## REQUIRED WORK
Report every line below that holds the word "name".
__________
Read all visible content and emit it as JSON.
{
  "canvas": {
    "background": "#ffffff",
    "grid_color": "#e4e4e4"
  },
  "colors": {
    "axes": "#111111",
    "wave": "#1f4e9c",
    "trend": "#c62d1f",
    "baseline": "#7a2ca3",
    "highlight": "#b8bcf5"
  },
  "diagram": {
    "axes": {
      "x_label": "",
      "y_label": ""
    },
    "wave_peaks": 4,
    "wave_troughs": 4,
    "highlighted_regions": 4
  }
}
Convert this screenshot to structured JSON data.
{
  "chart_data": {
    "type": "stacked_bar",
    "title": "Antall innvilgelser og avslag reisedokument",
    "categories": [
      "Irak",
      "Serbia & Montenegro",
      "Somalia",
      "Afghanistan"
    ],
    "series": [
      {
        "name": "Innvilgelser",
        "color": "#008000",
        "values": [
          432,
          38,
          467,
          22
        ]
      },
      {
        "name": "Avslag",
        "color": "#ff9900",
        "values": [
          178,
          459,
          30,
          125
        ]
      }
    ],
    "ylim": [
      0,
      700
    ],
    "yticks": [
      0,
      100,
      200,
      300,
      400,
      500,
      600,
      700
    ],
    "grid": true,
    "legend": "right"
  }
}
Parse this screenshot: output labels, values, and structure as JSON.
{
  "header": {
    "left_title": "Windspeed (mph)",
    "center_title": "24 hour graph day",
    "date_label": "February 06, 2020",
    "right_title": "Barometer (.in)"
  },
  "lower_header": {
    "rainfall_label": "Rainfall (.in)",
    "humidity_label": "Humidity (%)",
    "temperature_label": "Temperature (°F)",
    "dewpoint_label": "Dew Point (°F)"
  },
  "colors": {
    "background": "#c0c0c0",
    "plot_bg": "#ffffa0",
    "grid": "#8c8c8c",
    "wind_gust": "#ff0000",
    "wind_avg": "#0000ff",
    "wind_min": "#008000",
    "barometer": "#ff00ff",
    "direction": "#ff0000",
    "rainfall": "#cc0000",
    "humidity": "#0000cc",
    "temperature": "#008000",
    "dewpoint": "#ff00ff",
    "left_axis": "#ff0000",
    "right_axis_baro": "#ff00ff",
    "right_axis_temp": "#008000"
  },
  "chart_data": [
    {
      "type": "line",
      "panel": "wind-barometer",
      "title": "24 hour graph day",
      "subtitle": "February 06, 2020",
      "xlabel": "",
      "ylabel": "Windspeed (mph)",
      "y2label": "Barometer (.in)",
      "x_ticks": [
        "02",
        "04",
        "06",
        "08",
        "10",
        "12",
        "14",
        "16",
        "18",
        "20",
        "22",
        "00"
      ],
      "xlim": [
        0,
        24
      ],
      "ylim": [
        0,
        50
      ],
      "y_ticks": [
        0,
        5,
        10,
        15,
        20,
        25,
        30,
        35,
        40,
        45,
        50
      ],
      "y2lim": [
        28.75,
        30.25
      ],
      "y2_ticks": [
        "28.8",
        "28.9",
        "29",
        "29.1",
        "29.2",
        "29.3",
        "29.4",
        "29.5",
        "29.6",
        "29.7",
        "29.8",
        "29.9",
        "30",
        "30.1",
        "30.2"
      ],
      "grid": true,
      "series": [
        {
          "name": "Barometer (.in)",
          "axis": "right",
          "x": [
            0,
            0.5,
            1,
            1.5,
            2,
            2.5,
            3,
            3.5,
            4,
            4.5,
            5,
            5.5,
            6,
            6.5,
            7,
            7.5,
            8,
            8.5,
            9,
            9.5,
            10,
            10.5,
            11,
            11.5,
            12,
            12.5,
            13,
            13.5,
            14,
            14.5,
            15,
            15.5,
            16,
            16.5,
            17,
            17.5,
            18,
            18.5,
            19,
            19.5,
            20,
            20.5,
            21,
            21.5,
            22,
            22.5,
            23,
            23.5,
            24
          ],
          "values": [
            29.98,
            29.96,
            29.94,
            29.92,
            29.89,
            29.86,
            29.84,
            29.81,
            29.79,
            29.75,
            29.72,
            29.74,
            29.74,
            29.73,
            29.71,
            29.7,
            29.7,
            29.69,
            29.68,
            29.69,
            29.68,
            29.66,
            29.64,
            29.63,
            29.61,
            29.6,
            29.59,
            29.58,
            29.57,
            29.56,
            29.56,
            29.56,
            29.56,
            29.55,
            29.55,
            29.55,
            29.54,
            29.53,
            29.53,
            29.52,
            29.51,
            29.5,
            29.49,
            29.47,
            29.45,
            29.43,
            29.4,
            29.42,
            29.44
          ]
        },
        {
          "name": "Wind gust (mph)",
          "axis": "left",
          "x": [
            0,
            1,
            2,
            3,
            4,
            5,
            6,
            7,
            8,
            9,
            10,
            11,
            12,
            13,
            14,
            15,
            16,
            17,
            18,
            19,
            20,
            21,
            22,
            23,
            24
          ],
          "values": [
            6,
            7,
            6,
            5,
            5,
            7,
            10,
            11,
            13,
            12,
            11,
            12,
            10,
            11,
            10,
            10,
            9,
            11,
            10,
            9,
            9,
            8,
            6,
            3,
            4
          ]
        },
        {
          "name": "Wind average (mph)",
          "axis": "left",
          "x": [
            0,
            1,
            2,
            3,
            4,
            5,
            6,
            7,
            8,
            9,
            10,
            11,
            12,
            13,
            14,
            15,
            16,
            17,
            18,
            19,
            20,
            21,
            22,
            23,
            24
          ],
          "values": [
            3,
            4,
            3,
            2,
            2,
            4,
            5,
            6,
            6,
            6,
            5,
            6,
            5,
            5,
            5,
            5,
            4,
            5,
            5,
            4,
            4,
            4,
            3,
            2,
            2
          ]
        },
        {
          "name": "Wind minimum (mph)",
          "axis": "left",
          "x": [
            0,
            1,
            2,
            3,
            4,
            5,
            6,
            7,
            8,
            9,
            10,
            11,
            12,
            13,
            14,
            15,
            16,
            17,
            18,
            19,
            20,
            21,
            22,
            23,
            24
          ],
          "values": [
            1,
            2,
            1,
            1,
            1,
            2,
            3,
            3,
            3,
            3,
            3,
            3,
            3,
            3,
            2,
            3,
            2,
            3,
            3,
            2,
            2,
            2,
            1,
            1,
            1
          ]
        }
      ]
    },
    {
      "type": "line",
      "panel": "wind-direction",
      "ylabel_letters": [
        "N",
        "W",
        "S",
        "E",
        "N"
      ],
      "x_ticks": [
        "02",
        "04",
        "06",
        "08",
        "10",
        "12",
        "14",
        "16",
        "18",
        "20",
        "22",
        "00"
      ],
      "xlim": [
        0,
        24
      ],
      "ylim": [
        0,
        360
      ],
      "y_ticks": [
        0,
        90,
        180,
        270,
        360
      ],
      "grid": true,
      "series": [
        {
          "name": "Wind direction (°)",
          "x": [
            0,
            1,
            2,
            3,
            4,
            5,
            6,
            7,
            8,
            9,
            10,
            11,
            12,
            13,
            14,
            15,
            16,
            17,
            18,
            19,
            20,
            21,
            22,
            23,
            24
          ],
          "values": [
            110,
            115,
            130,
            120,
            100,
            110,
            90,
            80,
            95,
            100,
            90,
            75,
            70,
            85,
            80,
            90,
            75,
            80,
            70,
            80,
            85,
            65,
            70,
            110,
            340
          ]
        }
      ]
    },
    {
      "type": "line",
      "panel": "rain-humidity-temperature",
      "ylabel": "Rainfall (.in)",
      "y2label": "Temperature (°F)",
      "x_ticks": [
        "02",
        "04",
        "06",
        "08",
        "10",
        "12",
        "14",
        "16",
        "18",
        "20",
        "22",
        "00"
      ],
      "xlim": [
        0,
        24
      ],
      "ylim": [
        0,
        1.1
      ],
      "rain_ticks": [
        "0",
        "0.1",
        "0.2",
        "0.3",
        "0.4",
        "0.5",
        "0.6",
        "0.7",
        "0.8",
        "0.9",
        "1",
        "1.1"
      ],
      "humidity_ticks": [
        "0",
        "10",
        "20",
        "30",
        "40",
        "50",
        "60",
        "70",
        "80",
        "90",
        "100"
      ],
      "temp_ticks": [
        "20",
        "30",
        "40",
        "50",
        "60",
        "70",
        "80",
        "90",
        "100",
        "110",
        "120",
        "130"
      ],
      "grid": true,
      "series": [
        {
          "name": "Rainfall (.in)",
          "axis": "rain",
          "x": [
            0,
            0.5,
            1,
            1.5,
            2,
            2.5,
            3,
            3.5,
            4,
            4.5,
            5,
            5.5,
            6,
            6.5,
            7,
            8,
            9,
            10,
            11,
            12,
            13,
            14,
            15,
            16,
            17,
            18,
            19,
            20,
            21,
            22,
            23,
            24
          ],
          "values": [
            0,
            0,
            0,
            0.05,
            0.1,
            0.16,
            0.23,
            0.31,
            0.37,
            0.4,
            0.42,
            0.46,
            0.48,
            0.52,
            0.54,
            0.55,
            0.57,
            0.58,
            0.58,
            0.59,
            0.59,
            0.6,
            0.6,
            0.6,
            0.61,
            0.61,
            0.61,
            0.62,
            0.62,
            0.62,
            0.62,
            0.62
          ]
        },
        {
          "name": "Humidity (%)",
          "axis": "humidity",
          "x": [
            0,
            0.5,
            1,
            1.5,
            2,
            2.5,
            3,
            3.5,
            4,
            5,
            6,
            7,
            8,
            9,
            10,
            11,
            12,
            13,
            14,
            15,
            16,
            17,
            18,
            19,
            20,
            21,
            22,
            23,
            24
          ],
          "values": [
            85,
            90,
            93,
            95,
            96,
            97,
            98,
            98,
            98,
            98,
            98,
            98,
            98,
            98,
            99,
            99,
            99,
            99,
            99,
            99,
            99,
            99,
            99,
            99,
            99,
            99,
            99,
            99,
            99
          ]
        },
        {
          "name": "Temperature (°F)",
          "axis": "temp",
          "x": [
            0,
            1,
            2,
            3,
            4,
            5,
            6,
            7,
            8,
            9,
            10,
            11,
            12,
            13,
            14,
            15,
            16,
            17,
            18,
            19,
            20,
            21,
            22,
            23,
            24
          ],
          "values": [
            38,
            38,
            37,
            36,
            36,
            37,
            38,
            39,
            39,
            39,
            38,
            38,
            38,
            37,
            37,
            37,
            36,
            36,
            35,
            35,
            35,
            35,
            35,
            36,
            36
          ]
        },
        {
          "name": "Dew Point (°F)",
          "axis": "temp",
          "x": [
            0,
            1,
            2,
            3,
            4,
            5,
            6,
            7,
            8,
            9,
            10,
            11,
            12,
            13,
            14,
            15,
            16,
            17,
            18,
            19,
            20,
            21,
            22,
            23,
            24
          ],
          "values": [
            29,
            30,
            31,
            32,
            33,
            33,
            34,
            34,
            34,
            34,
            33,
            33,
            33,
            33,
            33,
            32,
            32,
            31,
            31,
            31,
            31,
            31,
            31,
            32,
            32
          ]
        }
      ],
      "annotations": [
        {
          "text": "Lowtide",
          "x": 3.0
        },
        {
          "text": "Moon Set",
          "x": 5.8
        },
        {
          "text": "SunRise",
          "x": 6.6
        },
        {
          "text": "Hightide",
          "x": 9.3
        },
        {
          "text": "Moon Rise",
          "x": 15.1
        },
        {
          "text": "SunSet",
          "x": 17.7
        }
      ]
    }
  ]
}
__________
## RIGHT ANSWER
        "name": "Innvilgelser",
        "name": "Avslag",
          "name": "Barometer (.in)",
          "name": "Wind gust (mph)",
          "name": "Wind average (mph)",
          "name": "Wind minimum (mph)",
          "name": "Wind direction (°)",
          "name": "Rainfall (.in)",
          "name": "Humidity (%)",
          "name": "Temperature (°F)",
          "name": "Dew Point (°F)",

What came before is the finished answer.